STATED EXERCISE: Return all lines with the word "kullanılması" in them.

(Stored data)
......

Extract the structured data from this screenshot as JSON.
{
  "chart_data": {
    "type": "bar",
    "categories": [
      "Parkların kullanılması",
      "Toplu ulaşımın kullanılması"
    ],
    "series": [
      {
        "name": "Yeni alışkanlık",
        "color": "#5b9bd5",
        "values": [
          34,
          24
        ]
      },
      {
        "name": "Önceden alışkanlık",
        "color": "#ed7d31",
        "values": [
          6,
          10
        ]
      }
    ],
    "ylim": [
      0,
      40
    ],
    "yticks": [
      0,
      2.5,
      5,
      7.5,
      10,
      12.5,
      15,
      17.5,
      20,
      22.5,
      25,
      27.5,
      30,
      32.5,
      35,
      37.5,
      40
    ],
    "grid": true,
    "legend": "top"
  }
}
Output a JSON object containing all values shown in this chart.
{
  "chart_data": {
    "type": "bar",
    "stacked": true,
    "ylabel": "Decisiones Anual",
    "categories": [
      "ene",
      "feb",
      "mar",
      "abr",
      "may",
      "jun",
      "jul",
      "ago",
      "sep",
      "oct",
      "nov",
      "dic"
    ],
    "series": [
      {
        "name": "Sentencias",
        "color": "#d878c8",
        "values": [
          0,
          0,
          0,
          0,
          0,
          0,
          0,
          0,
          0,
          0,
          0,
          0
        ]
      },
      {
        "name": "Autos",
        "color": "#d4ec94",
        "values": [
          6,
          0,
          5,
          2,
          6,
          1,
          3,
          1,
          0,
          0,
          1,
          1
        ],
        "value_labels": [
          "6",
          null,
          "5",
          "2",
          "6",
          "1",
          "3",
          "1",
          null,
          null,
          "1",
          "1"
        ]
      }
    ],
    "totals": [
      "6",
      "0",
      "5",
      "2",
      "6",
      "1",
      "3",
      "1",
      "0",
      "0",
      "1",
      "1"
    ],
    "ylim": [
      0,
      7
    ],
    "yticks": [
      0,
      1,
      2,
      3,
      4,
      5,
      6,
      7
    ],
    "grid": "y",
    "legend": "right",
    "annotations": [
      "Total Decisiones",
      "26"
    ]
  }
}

......

THE RESPONSE:
      "Parkların kullanılması",
      "Toplu ulaşımın kullanılması"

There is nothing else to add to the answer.